-- begin --
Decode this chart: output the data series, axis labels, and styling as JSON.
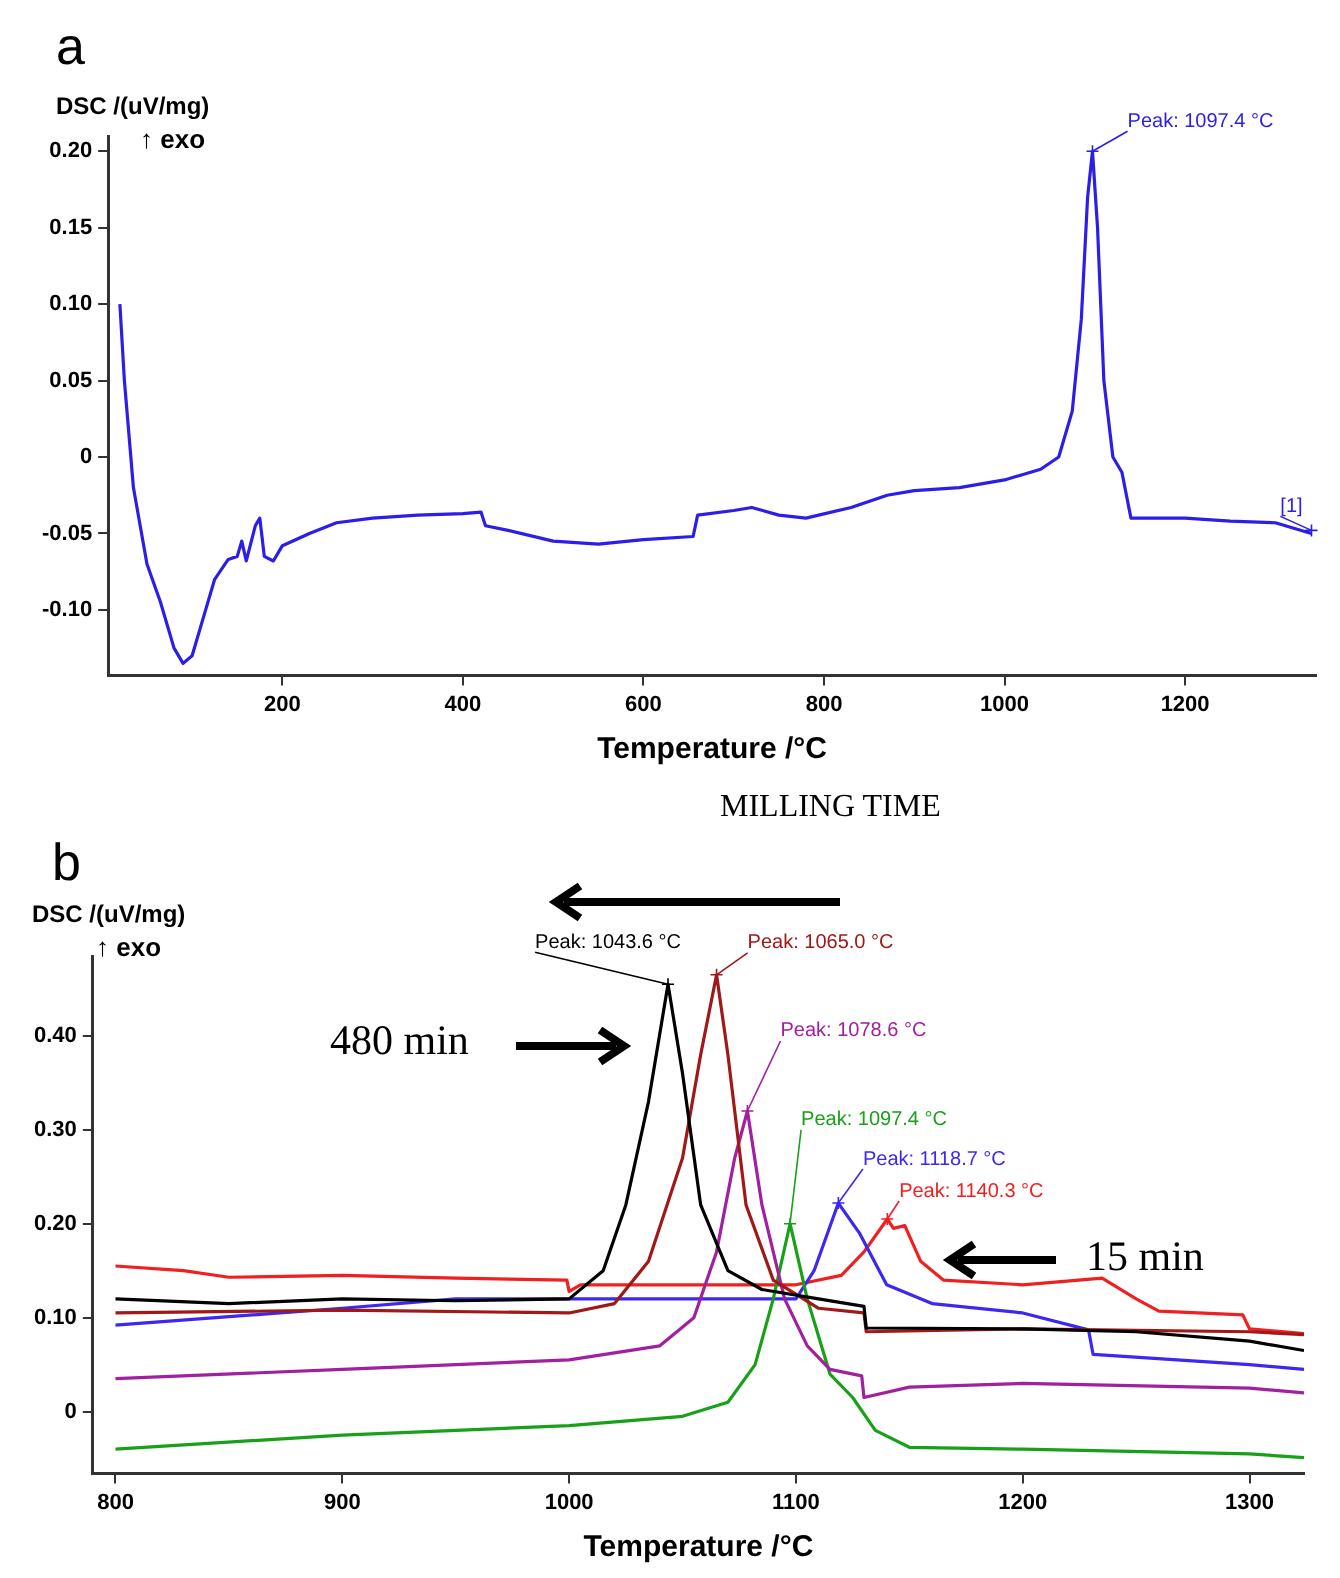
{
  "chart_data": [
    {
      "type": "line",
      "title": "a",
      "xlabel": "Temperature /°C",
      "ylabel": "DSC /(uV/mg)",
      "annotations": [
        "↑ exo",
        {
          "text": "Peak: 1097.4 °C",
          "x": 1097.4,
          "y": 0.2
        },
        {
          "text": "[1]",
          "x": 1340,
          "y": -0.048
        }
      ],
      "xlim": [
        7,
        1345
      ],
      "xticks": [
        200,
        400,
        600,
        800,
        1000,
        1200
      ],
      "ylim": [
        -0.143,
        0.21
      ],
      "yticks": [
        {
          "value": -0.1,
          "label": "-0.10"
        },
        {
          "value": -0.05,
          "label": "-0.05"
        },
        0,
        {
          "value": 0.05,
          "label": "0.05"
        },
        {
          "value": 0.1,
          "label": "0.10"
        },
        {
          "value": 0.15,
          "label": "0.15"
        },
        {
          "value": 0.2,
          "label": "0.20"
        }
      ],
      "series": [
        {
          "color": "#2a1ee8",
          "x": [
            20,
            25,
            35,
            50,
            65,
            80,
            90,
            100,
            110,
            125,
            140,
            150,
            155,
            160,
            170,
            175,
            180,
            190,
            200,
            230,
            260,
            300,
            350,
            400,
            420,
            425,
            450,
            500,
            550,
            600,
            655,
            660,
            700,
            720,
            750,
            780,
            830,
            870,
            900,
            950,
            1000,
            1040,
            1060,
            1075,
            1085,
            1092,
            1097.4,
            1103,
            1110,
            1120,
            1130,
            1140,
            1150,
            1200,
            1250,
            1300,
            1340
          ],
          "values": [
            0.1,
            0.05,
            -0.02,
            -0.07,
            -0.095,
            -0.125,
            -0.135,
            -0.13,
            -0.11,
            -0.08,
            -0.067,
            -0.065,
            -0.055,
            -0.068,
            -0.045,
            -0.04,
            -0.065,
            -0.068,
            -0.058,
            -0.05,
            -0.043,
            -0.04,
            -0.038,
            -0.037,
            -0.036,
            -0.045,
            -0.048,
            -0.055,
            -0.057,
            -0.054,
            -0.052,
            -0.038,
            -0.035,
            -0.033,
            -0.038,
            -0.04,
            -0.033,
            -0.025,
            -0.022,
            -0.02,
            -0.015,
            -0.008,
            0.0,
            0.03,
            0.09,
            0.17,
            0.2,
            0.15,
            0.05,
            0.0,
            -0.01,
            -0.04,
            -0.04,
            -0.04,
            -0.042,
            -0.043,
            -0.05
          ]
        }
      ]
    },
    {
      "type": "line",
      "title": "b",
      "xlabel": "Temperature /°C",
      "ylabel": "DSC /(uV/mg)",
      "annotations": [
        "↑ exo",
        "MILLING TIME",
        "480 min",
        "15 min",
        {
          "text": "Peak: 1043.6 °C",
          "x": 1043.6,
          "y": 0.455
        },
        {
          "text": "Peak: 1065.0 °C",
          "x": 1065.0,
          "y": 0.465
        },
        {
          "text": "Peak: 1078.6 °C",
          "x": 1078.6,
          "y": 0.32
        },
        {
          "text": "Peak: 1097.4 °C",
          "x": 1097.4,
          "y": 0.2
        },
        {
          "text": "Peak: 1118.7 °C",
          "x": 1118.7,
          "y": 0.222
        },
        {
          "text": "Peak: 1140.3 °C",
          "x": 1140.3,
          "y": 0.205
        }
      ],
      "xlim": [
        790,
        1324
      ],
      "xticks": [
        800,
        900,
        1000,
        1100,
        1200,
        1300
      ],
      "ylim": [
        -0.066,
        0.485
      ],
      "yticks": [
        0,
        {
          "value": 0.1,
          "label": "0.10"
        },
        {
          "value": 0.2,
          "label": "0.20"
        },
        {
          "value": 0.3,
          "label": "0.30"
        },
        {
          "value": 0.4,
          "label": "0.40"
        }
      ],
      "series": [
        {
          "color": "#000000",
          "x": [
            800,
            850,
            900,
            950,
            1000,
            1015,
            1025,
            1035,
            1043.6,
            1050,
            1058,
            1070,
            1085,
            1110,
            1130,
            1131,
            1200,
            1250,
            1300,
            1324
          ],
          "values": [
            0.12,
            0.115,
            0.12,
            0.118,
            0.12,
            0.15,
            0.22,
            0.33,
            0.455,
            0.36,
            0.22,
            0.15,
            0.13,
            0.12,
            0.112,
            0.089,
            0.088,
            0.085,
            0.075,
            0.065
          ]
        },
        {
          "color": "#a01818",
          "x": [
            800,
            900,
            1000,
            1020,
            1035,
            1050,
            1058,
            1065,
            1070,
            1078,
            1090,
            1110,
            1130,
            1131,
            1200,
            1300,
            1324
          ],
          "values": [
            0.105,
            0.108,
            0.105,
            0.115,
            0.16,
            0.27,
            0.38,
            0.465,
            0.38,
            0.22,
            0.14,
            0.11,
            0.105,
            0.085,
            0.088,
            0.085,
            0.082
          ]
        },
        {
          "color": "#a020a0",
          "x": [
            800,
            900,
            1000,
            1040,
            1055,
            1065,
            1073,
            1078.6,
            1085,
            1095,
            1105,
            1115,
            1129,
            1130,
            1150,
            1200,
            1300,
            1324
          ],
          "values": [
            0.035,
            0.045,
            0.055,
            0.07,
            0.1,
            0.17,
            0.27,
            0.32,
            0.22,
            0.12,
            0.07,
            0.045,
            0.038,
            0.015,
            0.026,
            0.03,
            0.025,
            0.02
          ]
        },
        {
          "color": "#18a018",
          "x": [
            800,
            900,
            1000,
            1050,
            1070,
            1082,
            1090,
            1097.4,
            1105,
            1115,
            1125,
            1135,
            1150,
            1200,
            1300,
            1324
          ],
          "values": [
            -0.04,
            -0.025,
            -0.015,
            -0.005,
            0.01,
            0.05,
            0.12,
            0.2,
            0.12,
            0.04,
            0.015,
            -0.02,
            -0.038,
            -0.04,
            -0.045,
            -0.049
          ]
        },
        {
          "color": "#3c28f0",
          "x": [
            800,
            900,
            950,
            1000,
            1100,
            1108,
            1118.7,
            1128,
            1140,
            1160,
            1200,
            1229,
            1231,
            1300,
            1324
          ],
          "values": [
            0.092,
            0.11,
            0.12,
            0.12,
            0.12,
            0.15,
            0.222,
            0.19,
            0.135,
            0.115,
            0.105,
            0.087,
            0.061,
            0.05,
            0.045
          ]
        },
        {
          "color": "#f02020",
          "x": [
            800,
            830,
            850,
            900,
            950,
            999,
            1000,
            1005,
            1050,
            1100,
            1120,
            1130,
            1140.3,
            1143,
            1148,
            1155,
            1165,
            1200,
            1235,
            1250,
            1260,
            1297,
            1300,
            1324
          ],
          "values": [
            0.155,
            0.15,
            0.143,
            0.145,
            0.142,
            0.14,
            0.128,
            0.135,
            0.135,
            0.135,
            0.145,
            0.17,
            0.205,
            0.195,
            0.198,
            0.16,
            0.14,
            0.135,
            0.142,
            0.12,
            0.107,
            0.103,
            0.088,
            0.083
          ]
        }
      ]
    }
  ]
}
-- end --
-- begin --
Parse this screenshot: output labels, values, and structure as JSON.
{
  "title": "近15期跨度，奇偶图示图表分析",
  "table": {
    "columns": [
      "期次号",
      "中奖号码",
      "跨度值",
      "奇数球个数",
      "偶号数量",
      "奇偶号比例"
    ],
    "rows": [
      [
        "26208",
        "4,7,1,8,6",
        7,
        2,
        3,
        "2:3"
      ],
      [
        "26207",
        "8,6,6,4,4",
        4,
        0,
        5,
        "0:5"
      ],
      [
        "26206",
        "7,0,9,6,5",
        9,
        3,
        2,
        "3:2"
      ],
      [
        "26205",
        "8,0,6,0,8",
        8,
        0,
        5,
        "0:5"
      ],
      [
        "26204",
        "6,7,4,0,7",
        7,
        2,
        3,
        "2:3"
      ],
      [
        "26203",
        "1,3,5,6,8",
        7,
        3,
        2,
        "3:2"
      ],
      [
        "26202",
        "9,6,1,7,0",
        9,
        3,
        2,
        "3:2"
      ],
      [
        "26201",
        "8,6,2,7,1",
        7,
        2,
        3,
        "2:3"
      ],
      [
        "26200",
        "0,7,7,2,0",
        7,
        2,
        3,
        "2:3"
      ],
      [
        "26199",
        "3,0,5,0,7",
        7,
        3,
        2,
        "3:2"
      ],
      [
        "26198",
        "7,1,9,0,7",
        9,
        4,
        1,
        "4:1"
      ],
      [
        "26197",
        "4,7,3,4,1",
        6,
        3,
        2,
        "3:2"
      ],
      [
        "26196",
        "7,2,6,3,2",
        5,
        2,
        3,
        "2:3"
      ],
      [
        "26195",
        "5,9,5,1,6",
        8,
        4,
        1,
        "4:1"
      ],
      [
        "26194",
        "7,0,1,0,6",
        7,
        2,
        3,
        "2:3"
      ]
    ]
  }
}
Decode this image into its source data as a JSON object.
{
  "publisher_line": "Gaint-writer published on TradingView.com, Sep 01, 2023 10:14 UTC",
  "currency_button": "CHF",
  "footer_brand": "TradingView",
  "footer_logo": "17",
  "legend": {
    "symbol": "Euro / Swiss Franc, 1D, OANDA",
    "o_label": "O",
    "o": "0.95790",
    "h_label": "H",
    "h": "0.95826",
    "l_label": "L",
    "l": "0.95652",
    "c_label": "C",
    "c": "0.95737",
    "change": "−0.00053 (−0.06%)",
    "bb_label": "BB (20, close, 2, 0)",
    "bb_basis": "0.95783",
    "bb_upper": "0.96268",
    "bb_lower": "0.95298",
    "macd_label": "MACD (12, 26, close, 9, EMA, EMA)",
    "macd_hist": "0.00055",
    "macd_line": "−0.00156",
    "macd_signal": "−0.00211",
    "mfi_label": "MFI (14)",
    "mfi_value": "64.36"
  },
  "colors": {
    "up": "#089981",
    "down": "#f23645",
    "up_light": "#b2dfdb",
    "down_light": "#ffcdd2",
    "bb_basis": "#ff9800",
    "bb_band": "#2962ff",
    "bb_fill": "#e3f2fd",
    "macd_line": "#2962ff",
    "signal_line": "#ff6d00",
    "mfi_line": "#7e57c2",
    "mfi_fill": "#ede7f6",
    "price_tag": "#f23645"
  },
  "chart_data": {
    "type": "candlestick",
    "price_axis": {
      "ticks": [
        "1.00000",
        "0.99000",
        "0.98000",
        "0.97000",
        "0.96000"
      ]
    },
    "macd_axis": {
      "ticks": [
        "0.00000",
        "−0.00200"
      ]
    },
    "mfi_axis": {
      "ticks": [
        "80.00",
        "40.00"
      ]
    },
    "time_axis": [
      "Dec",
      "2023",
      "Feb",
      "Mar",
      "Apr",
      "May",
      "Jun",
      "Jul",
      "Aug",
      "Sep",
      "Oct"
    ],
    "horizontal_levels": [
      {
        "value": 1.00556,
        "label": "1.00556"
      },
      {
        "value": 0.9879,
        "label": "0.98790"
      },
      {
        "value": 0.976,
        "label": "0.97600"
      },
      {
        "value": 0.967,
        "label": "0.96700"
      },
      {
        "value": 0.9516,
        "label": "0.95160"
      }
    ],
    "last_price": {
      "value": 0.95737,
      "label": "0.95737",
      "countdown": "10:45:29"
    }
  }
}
-- end --
Pick out every line holding the string "output" and return it.

Exercise answer:
Decode this chart: output the data series, axis labels, and styling as JSON.
Parse this screenshot: output labels, values, and structure as JSON.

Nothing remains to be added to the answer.